━━ Data for the task

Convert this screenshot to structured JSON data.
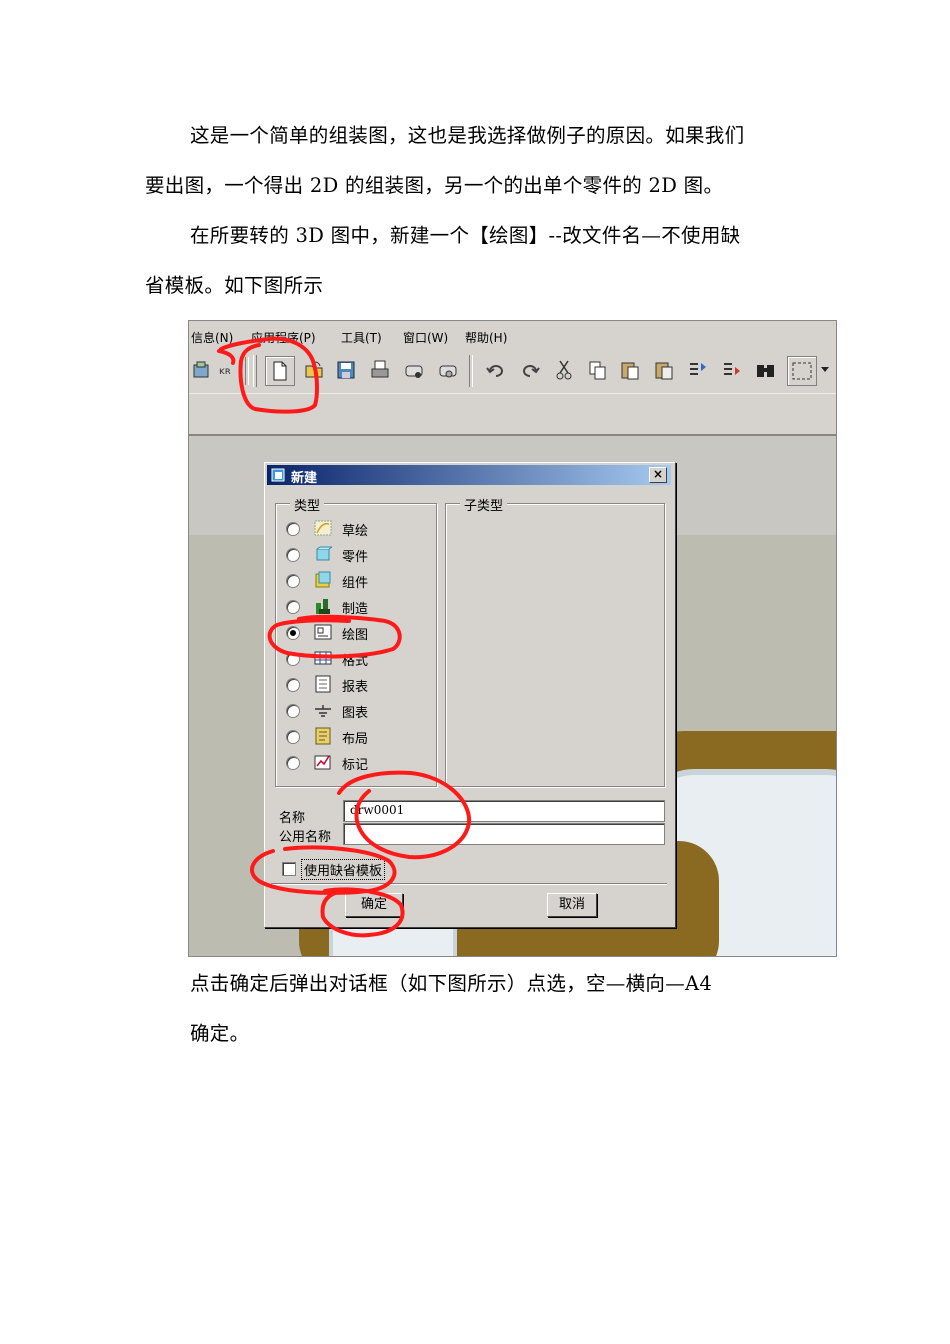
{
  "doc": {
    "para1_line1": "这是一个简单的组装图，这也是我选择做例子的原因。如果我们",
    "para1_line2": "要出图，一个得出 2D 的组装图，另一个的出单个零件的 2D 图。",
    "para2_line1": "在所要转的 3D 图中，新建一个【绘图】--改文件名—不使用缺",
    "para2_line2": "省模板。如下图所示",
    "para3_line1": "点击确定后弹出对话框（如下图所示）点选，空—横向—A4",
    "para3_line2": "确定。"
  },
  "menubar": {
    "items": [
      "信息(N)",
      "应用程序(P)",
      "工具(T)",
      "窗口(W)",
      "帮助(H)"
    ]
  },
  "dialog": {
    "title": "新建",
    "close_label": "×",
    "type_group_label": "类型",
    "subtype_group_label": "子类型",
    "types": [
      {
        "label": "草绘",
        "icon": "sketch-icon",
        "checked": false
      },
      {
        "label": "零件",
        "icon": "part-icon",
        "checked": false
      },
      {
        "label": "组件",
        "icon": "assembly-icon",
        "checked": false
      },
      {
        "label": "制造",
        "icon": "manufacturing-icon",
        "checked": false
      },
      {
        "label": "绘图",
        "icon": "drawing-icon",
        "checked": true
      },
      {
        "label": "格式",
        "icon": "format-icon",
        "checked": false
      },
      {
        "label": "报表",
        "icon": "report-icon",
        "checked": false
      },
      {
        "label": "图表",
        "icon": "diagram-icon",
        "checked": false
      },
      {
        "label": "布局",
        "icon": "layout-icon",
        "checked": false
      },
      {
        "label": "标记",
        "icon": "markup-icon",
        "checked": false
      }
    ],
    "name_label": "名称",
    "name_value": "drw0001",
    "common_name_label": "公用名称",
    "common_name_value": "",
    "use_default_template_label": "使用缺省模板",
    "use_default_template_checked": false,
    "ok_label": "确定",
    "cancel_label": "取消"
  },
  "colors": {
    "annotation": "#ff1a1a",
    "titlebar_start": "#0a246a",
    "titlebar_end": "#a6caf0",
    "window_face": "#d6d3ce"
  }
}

━━━━

» Work required: Quote the records above in full, dropping each picture.

» Problem solution:
Convert this screenshot to structured JSON data.
{
  "doc": {
    "para1_line1": "这是一个简单的组装图，这也是我选择做例子的原因。如果我们",
    "para1_line2": "要出图，一个得出 2D 的组装图，另一个的出单个零件的 2D 图。",
    "para2_line1": "在所要转的 3D 图中，新建一个【绘图】--改文件名—不使用缺",
    "para2_line2": "省模板。如下图所示",
    "para3_line1": "点击确定后弹出对话框（如下图所示）点选，空—横向—A4",
    "para3_line2": "确定。"
  },
  "menubar": {
    "items": [
      "信息(N)",
      "应用程序(P)",
      "工具(T)",
      "窗口(W)",
      "帮助(H)"
    ]
  },
  "dialog": {
    "title": "新建",
    "close_label": "×",
    "type_group_label": "类型",
    "subtype_group_label": "子类型",
    "types": [
      {
        "label": "草绘",
        "icon": "sketch-icon",
        "checked": false
      },
      {
        "label": "零件",
        "icon": "part-icon",
        "checked": false
      },
      {
        "label": "组件",
        "icon": "assembly-icon",
        "checked": false
      },
      {
        "label": "制造",
        "icon": "manufacturing-icon",
        "checked": false
      },
      {
        "label": "绘图",
        "icon": "drawing-icon",
        "checked": true
      },
      {
        "label": "格式",
        "icon": "format-icon",
        "checked": false
      },
      {
        "label": "报表",
        "icon": "report-icon",
        "checked": false
      },
      {
        "label": "图表",
        "icon": "diagram-icon",
        "checked": false
      },
      {
        "label": "布局",
        "icon": "layout-icon",
        "checked": false
      },
      {
        "label": "标记",
        "icon": "markup-icon",
        "checked": false
      }
    ],
    "name_label": "名称",
    "name_value": "drw0001",
    "common_name_label": "公用名称",
    "common_name_value": "",
    "use_default_template_label": "使用缺省模板",
    "use_default_template_checked": false,
    "ok_label": "确定",
    "cancel_label": "取消"
  },
  "colors": {
    "annotation": "#ff1a1a",
    "titlebar_start": "#0a246a",
    "titlebar_end": "#a6caf0",
    "window_face": "#d6d3ce"
  }
}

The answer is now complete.